Part of a data file:
──────────────────────────────

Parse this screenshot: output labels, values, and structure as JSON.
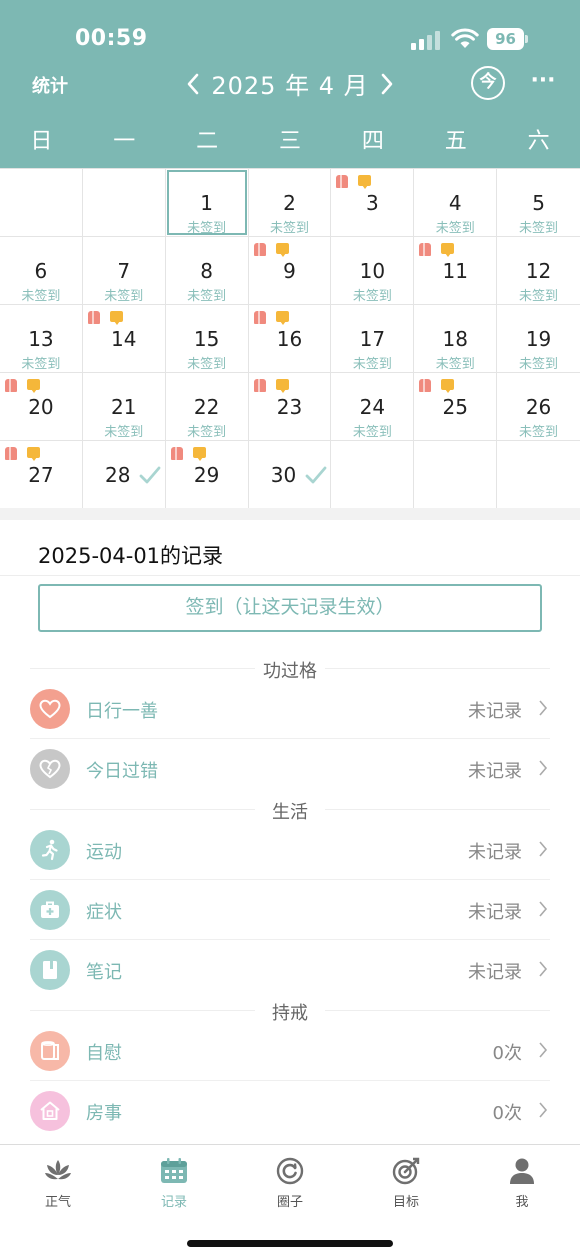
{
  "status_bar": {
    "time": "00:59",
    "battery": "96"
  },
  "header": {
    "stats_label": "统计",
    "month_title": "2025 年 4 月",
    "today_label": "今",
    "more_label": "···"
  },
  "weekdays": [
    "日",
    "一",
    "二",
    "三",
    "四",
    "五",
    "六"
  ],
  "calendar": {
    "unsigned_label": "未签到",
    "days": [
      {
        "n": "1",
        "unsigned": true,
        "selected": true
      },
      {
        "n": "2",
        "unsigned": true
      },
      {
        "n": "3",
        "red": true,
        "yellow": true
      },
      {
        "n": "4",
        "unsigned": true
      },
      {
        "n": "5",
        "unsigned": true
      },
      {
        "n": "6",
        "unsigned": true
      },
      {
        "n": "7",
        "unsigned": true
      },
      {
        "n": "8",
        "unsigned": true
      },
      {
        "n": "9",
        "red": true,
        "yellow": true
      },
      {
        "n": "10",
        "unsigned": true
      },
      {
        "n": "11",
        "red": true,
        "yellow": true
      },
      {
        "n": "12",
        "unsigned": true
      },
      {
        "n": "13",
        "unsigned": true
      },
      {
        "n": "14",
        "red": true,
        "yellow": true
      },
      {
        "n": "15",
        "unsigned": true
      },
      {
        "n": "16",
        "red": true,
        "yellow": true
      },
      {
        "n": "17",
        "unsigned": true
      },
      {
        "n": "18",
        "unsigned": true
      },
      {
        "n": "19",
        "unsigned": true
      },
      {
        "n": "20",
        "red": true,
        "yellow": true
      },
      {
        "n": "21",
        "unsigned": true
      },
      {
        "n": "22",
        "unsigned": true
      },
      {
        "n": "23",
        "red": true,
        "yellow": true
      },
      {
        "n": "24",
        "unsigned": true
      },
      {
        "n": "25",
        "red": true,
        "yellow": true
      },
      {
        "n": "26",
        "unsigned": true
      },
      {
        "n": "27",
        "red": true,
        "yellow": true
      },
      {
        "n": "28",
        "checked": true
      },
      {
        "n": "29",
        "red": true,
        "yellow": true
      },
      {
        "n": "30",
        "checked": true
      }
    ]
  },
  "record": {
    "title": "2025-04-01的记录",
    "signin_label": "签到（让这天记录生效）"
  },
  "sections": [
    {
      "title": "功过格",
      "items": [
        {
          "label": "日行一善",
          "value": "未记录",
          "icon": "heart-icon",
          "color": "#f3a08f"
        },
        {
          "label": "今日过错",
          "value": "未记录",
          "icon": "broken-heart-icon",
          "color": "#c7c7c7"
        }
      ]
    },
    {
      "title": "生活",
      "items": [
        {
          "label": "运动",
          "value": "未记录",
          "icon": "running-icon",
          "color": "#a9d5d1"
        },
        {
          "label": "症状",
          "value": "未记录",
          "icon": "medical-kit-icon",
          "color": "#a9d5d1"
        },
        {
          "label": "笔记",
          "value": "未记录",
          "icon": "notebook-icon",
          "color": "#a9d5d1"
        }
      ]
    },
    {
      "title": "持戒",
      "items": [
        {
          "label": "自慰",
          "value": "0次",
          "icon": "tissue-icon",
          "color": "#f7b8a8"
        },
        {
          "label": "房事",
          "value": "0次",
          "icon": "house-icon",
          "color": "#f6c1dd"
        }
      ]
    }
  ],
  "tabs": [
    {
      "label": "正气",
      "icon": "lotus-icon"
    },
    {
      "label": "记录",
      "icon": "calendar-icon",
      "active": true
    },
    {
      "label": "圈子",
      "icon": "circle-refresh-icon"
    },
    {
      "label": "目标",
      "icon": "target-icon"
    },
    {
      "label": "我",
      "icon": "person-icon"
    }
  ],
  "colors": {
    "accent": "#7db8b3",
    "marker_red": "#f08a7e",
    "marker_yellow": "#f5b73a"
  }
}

──────────────────────────────

*Given instruction:*
Using the material above, copy every line in which the string "heart" occurs.

*Task output:*
          "icon": "heart-icon",
          "icon": "broken-heart-icon",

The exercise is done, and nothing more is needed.